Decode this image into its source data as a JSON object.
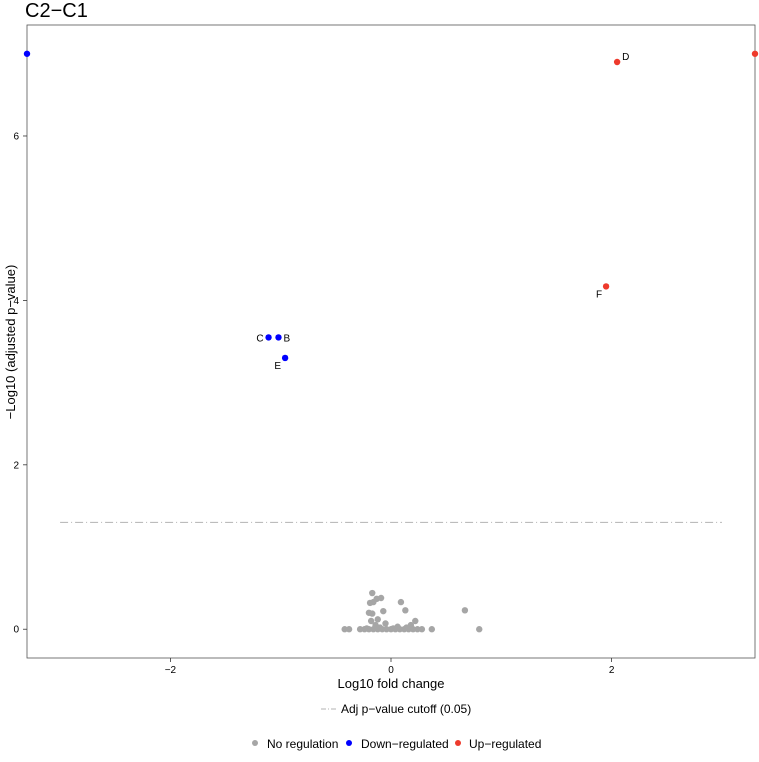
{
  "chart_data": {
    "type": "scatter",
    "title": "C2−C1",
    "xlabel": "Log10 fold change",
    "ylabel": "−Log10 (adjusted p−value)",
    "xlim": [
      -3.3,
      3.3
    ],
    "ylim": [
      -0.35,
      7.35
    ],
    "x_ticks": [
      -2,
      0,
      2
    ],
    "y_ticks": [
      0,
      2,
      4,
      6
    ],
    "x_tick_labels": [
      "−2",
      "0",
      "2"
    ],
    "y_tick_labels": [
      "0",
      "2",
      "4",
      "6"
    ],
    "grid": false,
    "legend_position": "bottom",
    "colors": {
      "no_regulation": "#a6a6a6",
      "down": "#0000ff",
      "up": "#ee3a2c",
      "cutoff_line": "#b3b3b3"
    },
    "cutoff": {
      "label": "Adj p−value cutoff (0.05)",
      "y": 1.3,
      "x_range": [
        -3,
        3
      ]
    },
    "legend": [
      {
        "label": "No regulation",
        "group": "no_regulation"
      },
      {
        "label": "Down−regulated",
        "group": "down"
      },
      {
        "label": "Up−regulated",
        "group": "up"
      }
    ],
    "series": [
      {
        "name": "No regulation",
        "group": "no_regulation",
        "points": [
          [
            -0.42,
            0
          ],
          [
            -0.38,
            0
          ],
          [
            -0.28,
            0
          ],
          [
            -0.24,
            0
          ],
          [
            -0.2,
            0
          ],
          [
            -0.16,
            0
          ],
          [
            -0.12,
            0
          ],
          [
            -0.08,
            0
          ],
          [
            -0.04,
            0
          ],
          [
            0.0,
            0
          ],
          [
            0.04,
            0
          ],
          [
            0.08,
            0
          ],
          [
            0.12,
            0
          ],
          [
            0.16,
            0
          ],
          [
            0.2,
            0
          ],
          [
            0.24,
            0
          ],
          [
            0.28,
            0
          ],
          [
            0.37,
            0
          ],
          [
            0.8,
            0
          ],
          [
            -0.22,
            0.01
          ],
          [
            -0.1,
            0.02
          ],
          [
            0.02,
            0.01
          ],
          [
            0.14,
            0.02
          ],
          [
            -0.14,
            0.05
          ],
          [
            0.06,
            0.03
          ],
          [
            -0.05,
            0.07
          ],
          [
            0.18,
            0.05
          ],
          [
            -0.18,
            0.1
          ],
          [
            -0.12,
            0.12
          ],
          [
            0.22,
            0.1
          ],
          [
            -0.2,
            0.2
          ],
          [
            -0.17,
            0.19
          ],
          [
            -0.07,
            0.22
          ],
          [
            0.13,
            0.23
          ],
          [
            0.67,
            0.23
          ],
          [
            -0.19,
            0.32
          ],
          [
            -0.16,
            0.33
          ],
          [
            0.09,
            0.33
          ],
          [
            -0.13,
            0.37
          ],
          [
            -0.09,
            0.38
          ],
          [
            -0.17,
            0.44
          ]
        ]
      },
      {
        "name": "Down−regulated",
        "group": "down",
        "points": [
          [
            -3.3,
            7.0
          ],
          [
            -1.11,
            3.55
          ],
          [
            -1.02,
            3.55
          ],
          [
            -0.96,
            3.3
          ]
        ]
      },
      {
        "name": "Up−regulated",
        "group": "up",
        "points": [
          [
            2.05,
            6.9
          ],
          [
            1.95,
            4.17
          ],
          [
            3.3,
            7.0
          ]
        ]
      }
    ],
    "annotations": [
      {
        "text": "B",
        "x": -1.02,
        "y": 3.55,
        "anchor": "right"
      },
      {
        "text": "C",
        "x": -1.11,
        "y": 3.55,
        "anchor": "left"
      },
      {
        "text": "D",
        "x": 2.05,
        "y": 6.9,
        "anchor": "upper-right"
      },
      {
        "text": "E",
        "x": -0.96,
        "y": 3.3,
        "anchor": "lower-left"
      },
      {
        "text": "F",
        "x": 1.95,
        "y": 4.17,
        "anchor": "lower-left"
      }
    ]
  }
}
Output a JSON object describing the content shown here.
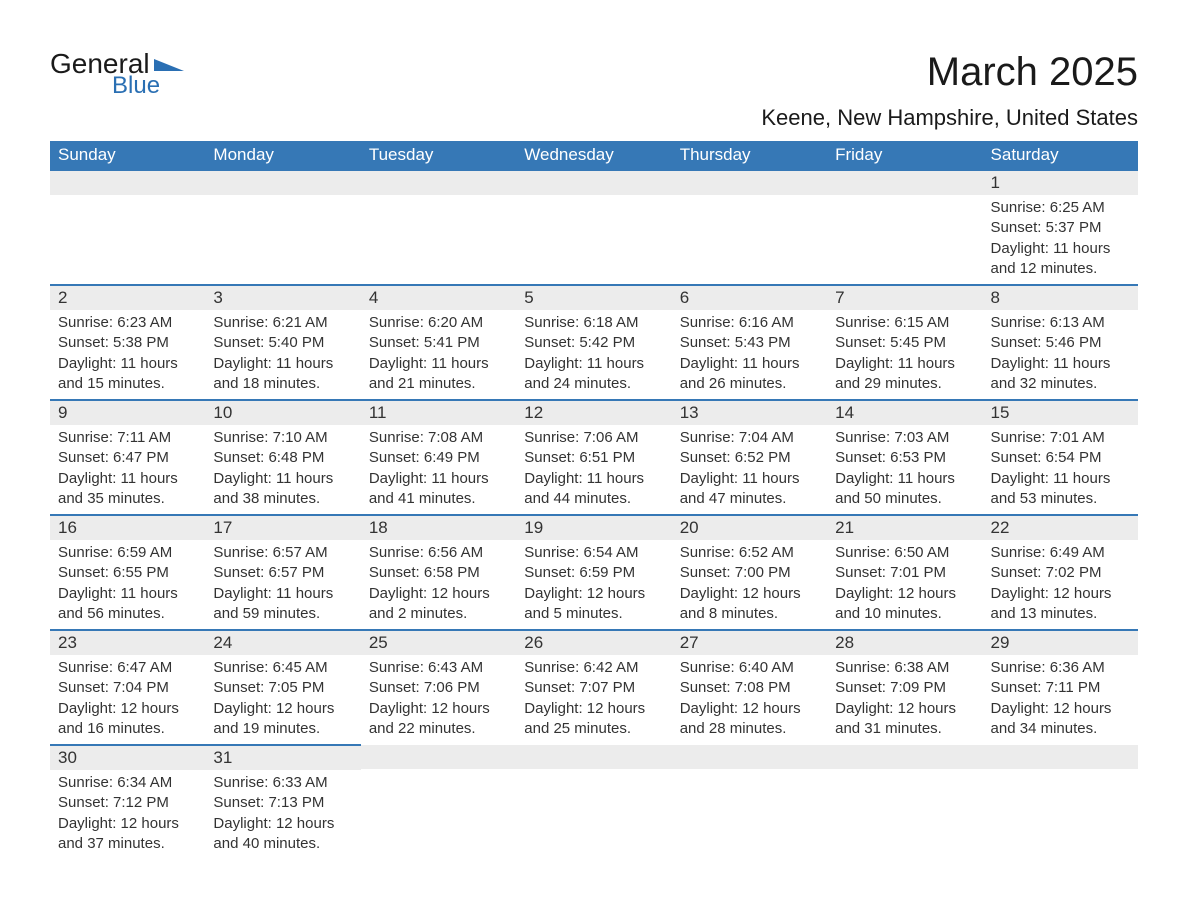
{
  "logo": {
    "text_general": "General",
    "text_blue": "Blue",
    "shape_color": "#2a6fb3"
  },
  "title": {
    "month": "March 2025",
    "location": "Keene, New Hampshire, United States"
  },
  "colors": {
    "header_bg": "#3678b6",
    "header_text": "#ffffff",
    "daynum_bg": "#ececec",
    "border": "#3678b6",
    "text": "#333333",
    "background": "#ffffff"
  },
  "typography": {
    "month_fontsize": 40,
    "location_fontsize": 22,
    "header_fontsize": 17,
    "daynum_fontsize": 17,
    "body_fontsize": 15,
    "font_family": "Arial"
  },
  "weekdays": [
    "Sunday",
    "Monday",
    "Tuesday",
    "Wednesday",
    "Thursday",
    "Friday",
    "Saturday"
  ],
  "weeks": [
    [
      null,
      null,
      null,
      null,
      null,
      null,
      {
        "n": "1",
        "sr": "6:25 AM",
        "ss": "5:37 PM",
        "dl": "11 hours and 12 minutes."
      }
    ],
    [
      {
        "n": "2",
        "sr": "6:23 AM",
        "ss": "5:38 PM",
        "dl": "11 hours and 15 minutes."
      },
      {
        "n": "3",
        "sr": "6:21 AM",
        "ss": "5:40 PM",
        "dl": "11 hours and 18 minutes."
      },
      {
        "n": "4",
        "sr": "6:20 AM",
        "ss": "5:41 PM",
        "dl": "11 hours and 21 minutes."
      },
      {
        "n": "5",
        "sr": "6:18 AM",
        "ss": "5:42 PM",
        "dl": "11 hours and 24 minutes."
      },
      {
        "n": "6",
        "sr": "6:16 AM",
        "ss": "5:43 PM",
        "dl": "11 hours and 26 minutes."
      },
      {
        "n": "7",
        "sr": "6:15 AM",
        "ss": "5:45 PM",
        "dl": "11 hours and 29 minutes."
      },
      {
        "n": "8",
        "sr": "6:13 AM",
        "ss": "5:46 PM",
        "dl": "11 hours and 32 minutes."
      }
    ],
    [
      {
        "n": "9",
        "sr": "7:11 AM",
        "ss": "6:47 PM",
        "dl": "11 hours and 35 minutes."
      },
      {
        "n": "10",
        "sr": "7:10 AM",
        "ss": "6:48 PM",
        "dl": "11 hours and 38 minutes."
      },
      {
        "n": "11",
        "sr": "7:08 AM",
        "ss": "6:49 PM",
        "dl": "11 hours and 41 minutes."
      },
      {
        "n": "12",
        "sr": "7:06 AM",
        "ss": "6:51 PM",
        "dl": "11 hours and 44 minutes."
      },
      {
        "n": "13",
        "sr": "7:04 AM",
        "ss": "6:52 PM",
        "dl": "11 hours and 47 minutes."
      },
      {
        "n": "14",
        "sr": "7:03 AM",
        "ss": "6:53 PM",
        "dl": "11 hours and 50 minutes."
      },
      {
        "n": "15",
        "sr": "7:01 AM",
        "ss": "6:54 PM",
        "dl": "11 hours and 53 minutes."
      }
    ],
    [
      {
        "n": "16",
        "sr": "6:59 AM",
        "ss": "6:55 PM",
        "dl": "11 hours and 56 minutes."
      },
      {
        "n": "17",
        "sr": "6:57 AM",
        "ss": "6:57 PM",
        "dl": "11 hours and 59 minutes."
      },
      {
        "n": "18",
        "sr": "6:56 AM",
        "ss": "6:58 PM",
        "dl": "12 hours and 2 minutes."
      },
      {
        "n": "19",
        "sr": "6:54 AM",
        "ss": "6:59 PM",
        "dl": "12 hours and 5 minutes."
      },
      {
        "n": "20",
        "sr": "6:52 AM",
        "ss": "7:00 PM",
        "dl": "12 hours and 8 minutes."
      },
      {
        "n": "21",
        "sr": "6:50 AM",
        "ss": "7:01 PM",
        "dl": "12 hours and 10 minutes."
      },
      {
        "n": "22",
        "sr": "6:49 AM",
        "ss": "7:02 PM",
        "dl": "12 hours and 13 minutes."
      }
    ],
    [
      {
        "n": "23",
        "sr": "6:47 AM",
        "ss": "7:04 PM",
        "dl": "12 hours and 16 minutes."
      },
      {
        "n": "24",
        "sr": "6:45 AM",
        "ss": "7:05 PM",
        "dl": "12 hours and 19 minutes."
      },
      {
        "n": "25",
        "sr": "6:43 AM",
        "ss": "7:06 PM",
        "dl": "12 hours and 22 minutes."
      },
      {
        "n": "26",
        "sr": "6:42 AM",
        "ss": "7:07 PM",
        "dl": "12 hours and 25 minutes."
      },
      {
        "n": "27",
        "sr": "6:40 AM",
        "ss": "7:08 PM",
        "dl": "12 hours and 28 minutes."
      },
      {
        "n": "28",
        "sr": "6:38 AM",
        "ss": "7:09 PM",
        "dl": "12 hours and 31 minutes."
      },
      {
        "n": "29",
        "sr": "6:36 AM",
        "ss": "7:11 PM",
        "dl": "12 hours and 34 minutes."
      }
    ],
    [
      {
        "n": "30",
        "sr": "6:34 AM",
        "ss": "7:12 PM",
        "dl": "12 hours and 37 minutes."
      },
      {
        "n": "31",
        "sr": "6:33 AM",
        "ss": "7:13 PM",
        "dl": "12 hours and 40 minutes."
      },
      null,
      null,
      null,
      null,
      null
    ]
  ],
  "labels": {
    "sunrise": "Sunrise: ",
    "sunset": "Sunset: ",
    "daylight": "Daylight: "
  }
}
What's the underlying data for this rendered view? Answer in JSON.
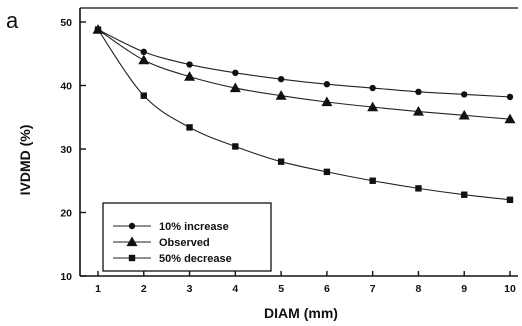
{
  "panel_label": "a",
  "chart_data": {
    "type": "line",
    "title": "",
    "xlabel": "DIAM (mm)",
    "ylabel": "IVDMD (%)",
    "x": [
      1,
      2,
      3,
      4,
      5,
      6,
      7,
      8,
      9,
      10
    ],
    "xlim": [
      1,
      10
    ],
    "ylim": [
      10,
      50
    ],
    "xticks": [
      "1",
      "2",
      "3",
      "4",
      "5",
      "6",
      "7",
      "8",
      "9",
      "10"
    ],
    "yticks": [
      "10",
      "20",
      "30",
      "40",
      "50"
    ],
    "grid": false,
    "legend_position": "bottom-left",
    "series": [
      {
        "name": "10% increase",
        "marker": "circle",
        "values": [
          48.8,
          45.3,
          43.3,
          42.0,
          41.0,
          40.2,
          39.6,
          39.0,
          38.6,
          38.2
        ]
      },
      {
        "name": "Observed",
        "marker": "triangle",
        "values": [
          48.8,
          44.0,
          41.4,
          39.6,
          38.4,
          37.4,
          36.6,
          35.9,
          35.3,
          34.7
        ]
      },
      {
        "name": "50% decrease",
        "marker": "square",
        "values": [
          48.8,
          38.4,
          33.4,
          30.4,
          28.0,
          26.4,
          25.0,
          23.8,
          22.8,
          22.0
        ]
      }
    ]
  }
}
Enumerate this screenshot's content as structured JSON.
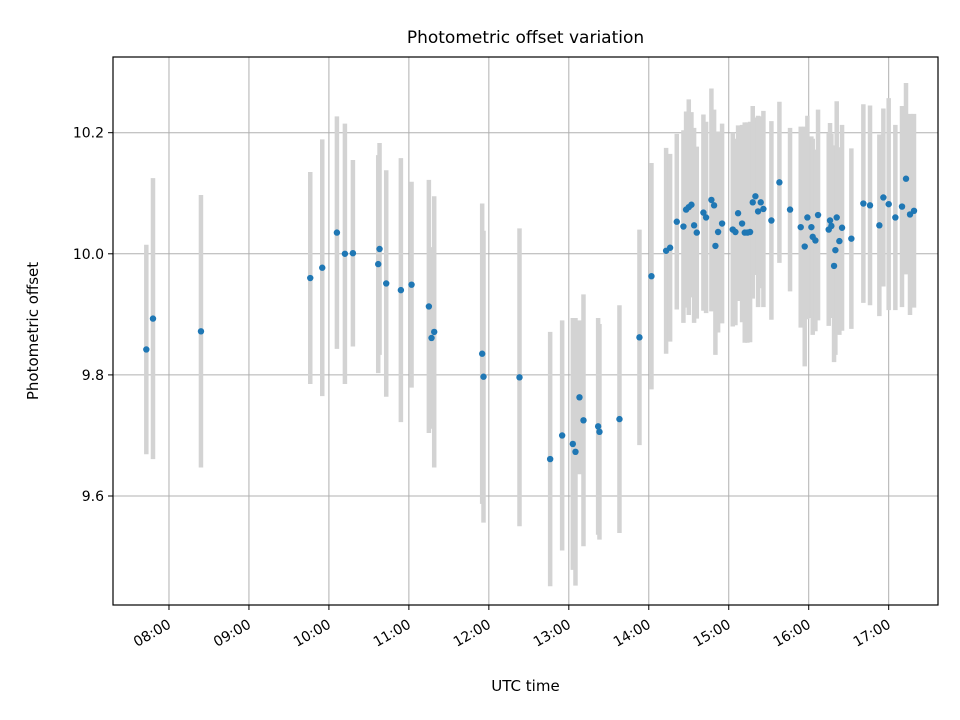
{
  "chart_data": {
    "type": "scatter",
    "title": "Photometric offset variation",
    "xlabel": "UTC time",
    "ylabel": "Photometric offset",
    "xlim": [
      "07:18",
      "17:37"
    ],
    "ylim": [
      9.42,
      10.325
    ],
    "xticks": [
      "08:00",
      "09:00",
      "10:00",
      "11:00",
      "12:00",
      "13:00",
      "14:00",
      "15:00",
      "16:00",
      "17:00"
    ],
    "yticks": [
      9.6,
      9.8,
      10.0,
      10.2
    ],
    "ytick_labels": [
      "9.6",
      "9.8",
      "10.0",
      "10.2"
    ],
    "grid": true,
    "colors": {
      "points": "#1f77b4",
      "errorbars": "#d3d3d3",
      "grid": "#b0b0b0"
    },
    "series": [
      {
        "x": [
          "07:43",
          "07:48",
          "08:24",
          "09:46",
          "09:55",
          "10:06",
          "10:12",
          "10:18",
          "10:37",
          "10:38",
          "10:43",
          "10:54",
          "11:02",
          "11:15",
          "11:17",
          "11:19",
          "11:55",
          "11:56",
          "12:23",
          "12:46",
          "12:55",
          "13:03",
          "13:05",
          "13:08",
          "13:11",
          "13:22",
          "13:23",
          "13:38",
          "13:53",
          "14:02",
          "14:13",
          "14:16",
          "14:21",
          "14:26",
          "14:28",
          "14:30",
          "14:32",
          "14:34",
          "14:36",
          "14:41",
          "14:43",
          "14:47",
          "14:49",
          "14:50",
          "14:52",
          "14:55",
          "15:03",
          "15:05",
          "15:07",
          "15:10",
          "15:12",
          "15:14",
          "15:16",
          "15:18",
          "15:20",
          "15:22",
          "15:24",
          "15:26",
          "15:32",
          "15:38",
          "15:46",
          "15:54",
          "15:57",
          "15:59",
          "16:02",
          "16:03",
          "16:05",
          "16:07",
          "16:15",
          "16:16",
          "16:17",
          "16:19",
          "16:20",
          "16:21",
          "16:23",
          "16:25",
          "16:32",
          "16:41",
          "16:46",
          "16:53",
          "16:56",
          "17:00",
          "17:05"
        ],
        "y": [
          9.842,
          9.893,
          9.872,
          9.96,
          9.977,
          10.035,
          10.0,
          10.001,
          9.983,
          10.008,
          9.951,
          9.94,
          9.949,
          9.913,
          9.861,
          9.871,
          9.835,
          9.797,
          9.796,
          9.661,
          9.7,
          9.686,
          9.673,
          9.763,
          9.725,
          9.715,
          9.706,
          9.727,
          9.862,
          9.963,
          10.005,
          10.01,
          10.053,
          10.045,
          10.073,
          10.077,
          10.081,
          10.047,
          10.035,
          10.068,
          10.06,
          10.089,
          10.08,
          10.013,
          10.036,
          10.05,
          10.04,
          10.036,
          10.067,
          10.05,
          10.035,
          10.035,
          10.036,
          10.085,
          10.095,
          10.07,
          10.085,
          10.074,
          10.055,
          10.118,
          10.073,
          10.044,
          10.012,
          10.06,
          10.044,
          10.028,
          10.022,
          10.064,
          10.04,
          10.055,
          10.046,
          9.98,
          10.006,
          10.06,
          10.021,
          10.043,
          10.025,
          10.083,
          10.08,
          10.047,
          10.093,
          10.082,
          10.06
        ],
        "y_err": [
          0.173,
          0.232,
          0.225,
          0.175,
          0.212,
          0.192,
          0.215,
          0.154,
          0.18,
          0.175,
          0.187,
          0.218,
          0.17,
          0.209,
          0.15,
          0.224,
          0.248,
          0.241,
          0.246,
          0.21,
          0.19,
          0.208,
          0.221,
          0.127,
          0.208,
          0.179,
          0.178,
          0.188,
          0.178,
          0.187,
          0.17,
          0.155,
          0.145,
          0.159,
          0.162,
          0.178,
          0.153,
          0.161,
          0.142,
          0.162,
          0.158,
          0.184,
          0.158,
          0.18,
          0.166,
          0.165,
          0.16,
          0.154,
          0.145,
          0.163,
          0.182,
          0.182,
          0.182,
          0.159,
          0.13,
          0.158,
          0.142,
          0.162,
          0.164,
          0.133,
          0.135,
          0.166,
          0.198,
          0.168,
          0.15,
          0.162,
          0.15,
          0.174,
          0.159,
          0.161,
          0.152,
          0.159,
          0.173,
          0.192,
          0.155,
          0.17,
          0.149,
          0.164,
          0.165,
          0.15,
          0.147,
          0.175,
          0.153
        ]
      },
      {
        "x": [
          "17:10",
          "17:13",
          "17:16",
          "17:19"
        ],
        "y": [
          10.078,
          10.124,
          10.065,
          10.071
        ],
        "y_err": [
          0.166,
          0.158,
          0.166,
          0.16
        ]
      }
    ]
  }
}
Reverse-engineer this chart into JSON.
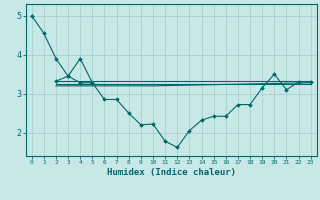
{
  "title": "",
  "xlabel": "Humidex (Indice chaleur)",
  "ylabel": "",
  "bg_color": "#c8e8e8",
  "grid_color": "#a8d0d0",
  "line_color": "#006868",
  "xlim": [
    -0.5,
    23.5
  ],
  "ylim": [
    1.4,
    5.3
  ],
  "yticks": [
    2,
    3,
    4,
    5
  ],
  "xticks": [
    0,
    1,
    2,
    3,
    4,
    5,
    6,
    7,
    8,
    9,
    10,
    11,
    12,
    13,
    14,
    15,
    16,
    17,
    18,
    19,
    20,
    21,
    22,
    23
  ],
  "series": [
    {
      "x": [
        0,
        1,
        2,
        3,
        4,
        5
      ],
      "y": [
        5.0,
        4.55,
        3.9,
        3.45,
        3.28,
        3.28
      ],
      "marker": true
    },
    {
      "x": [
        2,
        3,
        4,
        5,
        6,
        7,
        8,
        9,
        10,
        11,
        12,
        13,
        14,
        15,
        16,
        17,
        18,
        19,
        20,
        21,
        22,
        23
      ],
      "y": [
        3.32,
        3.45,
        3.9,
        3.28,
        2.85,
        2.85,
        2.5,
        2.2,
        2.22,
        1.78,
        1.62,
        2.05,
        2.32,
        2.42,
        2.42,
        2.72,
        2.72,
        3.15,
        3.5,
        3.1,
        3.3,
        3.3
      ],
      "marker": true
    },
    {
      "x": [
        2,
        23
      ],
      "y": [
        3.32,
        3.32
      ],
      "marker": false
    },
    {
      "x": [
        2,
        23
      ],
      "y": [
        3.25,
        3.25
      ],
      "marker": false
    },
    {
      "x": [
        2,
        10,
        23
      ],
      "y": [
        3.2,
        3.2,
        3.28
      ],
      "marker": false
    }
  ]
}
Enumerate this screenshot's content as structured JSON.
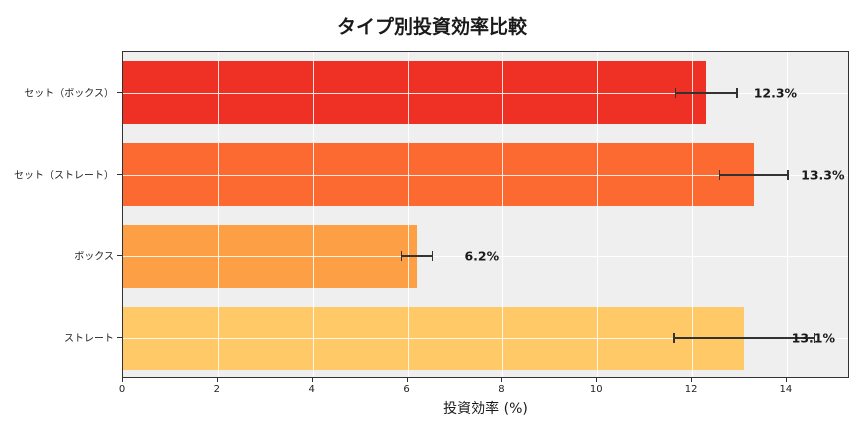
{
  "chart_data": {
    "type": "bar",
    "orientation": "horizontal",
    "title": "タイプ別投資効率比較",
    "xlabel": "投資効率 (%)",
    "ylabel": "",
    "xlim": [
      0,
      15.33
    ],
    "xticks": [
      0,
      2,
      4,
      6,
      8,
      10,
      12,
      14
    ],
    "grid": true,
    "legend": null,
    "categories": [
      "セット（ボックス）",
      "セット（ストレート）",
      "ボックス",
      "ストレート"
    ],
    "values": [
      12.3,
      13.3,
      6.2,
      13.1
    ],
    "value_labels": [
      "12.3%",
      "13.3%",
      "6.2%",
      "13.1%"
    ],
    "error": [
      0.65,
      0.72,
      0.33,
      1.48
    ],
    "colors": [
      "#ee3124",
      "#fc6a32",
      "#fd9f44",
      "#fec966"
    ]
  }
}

*What to produce*.
Pull out each line containing the word "this" and copy it.

*Correct answer*.
Decode this image into its source data as a JSON object.
What's the underlying data for this rendered view? Answer in JSON.
Enumerate this screenshot's content as structured JSON.
Reverse-engineer this chart into JSON.
Enumerate this screenshot's content as structured JSON.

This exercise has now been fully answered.